#### [Aim]
Retype all the records with nothing changed.

#### [Supplied records]
-------------------------

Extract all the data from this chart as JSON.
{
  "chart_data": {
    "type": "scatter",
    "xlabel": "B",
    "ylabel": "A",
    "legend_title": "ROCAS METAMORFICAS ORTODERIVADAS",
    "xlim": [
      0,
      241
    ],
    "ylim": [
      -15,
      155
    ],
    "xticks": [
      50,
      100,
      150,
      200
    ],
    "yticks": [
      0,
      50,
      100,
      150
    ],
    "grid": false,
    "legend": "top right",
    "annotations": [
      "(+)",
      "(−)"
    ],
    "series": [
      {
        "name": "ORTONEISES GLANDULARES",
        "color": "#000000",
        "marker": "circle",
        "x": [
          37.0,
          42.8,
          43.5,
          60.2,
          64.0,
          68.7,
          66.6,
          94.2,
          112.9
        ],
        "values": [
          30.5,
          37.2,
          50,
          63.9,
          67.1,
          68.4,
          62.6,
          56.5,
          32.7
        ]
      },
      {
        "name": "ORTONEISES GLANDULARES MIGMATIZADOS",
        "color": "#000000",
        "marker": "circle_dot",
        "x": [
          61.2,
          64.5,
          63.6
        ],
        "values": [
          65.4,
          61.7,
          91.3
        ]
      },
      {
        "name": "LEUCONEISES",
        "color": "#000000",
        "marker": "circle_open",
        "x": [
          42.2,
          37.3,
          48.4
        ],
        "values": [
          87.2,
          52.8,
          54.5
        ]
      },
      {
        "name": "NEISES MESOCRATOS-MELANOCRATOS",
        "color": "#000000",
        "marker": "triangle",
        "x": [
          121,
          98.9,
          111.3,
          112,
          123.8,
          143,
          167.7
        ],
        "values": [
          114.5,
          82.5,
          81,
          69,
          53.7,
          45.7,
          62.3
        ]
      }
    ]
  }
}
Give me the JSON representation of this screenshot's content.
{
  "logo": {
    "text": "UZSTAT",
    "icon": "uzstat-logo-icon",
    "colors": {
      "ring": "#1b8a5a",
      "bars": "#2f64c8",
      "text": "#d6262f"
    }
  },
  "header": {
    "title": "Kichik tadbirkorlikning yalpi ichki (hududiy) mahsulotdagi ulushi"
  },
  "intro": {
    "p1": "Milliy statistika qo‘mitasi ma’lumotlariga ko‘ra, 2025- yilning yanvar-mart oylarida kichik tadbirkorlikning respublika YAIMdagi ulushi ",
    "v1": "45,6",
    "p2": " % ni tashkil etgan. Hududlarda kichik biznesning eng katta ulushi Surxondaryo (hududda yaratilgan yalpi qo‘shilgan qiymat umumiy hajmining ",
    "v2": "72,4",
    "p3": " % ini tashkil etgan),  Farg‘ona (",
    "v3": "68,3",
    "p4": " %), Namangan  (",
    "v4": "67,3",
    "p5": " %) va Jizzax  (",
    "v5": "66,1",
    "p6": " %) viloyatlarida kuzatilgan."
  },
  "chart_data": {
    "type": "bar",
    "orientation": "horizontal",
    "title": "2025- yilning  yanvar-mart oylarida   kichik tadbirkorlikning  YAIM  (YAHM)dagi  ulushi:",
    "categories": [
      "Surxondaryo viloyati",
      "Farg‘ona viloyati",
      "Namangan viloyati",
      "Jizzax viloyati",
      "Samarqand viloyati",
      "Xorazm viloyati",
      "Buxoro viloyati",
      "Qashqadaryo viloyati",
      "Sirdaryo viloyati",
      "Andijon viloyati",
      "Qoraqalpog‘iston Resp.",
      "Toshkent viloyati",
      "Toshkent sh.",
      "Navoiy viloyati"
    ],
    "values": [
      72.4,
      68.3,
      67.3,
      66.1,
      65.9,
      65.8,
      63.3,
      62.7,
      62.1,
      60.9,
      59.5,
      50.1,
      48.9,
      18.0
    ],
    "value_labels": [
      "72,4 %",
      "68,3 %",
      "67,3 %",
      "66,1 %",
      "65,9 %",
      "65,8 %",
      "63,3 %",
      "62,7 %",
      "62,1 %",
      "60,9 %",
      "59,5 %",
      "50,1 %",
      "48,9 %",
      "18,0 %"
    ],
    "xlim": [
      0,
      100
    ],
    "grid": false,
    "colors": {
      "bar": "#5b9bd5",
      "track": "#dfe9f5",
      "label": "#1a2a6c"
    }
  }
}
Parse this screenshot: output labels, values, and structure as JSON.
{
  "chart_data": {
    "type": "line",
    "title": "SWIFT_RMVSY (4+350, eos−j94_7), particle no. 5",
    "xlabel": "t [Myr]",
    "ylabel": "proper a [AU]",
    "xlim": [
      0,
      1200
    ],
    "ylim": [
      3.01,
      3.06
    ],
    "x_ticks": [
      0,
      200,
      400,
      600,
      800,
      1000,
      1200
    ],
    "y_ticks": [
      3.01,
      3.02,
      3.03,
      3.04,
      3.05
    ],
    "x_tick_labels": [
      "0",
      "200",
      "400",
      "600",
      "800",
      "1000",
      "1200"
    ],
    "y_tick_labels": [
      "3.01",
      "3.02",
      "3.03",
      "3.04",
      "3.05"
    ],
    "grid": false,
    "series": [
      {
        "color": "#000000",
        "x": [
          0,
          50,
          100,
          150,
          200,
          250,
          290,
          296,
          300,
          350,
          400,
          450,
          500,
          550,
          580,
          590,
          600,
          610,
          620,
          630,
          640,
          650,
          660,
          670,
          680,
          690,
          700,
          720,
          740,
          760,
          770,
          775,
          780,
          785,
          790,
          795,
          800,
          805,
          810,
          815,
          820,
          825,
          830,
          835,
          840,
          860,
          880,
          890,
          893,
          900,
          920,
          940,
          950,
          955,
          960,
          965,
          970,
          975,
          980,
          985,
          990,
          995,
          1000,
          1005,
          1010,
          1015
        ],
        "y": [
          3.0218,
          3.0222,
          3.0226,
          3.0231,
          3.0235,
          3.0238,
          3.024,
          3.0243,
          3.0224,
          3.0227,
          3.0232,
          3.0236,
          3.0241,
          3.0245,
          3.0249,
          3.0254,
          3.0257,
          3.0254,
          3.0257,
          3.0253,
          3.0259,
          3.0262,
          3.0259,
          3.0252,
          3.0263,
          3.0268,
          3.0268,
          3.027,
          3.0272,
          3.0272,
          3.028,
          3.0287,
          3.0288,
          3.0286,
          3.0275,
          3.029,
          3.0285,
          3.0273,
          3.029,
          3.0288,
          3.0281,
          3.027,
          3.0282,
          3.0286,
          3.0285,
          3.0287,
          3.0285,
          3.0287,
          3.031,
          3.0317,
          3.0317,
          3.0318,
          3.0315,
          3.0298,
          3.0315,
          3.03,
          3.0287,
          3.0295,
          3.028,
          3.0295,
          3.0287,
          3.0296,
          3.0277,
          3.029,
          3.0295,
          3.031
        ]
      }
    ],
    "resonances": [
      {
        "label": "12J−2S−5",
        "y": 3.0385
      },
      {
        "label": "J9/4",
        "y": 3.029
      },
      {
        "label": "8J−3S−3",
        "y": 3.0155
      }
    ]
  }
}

-------------------------

#### [Response to the task]
Extract all the data from this chart as JSON.
{
  "chart_data": {
    "type": "scatter",
    "xlabel": "B",
    "ylabel": "A",
    "legend_title": "ROCAS METAMORFICAS ORTODERIVADAS",
    "xlim": [
      0,
      241
    ],
    "ylim": [
      -15,
      155
    ],
    "xticks": [
      50,
      100,
      150,
      200
    ],
    "yticks": [
      0,
      50,
      100,
      150
    ],
    "grid": false,
    "legend": "top right",
    "annotations": [
      "(+)",
      "(−)"
    ],
    "series": [
      {
        "name": "ORTONEISES GLANDULARES",
        "color": "#000000",
        "marker": "circle",
        "x": [
          37.0,
          42.8,
          43.5,
          60.2,
          64.0,
          68.7,
          66.6,
          94.2,
          112.9
        ],
        "values": [
          30.5,
          37.2,
          50,
          63.9,
          67.1,
          68.4,
          62.6,
          56.5,
          32.7
        ]
      },
      {
        "name": "ORTONEISES GLANDULARES MIGMATIZADOS",
        "color": "#000000",
        "marker": "circle_dot",
        "x": [
          61.2,
          64.5,
          63.6
        ],
        "values": [
          65.4,
          61.7,
          91.3
        ]
      },
      {
        "name": "LEUCONEISES",
        "color": "#000000",
        "marker": "circle_open",
        "x": [
          42.2,
          37.3,
          48.4
        ],
        "values": [
          87.2,
          52.8,
          54.5
        ]
      },
      {
        "name": "NEISES MESOCRATOS-MELANOCRATOS",
        "color": "#000000",
        "marker": "triangle",
        "x": [
          121,
          98.9,
          111.3,
          112,
          123.8,
          143,
          167.7
        ],
        "values": [
          114.5,
          82.5,
          81,
          69,
          53.7,
          45.7,
          62.3
        ]
      }
    ]
  }
}
Give me the JSON representation of this screenshot's content.
{
  "logo": {
    "text": "UZSTAT",
    "icon": "uzstat-logo-icon",
    "colors": {
      "ring": "#1b8a5a",
      "bars": "#2f64c8",
      "text": "#d6262f"
    }
  },
  "header": {
    "title": "Kichik tadbirkorlikning yalpi ichki (hududiy) mahsulotdagi ulushi"
  },
  "intro": {
    "p1": "Milliy statistika qo‘mitasi ma’lumotlariga ko‘ra, 2025- yilning yanvar-mart oylarida kichik tadbirkorlikning respublika YAIMdagi ulushi ",
    "v1": "45,6",
    "p2": " % ni tashkil etgan. Hududlarda kichik biznesning eng katta ulushi Surxondaryo (hududda yaratilgan yalpi qo‘shilgan qiymat umumiy hajmining ",
    "v2": "72,4",
    "p3": " % ini tashkil etgan),  Farg‘ona (",
    "v3": "68,3",
    "p4": " %), Namangan  (",
    "v4": "67,3",
    "p5": " %) va Jizzax  (",
    "v5": "66,1",
    "p6": " %) viloyatlarida kuzatilgan."
  },
  "chart_data": {
    "type": "bar",
    "orientation": "horizontal",
    "title": "2025- yilning  yanvar-mart oylarida   kichik tadbirkorlikning  YAIM  (YAHM)dagi  ulushi:",
    "categories": [
      "Surxondaryo viloyati",
      "Farg‘ona viloyati",
      "Namangan viloyati",
      "Jizzax viloyati",
      "Samarqand viloyati",
      "Xorazm viloyati",
      "Buxoro viloyati",
      "Qashqadaryo viloyati",
      "Sirdaryo viloyati",
      "Andijon viloyati",
      "Qoraqalpog‘iston Resp.",
      "Toshkent viloyati",
      "Toshkent sh.",
      "Navoiy viloyati"
    ],
    "values": [
      72.4,
      68.3,
      67.3,
      66.1,
      65.9,
      65.8,
      63.3,
      62.7,
      62.1,
      60.9,
      59.5,
      50.1,
      48.9,
      18.0
    ],
    "value_labels": [
      "72,4 %",
      "68,3 %",
      "67,3 %",
      "66,1 %",
      "65,9 %",
      "65,8 %",
      "63,3 %",
      "62,7 %",
      "62,1 %",
      "60,9 %",
      "59,5 %",
      "50,1 %",
      "48,9 %",
      "18,0 %"
    ],
    "xlim": [
      0,
      100
    ],
    "grid": false,
    "colors": {
      "bar": "#5b9bd5",
      "track": "#dfe9f5",
      "label": "#1a2a6c"
    }
  }
}
Parse this screenshot: output labels, values, and structure as JSON.
{
  "chart_data": {
    "type": "line",
    "title": "SWIFT_RMVSY (4+350, eos−j94_7), particle no. 5",
    "xlabel": "t [Myr]",
    "ylabel": "proper a [AU]",
    "xlim": [
      0,
      1200
    ],
    "ylim": [
      3.01,
      3.06
    ],
    "x_ticks": [
      0,
      200,
      400,
      600,
      800,
      1000,
      1200
    ],
    "y_ticks": [
      3.01,
      3.02,
      3.03,
      3.04,
      3.05
    ],
    "x_tick_labels": [
      "0",
      "200",
      "400",
      "600",
      "800",
      "1000",
      "1200"
    ],
    "y_tick_labels": [
      "3.01",
      "3.02",
      "3.03",
      "3.04",
      "3.05"
    ],
    "grid": false,
    "series": [
      {
        "color": "#000000",
        "x": [
          0,
          50,
          100,
          150,
          200,
          250,
          290,
          296,
          300,
          350,
          400,
          450,
          500,
          550,
          580,
          590,
          600,
          610,
          620,
          630,
          640,
          650,
          660,
          670,
          680,
          690,
          700,
          720,
          740,
          760,
          770,
          775,
          780,
          785,
          790,
          795,
          800,
          805,
          810,
          815,
          820,
          825,
          830,
          835,
          840,
          860,
          880,
          890,
          893,
          900,
          920,
          940,
          950,
          955,
          960,
          965,
          970,
          975,
          980,
          985,
          990,
          995,
          1000,
          1005,
          1010,
          1015
        ],
        "y": [
          3.0218,
          3.0222,
          3.0226,
          3.0231,
          3.0235,
          3.0238,
          3.024,
          3.0243,
          3.0224,
          3.0227,
          3.0232,
          3.0236,
          3.0241,
          3.0245,
          3.0249,
          3.0254,
          3.0257,
          3.0254,
          3.0257,
          3.0253,
          3.0259,
          3.0262,
          3.0259,
          3.0252,
          3.0263,
          3.0268,
          3.0268,
          3.027,
          3.0272,
          3.0272,
          3.028,
          3.0287,
          3.0288,
          3.0286,
          3.0275,
          3.029,
          3.0285,
          3.0273,
          3.029,
          3.0288,
          3.0281,
          3.027,
          3.0282,
          3.0286,
          3.0285,
          3.0287,
          3.0285,
          3.0287,
          3.031,
          3.0317,
          3.0317,
          3.0318,
          3.0315,
          3.0298,
          3.0315,
          3.03,
          3.0287,
          3.0295,
          3.028,
          3.0295,
          3.0287,
          3.0296,
          3.0277,
          3.029,
          3.0295,
          3.031
        ]
      }
    ],
    "resonances": [
      {
        "label": "12J−2S−5",
        "y": 3.0385
      },
      {
        "label": "J9/4",
        "y": 3.029
      },
      {
        "label": "8J−3S−3",
        "y": 3.0155
      }
    ]
  }
}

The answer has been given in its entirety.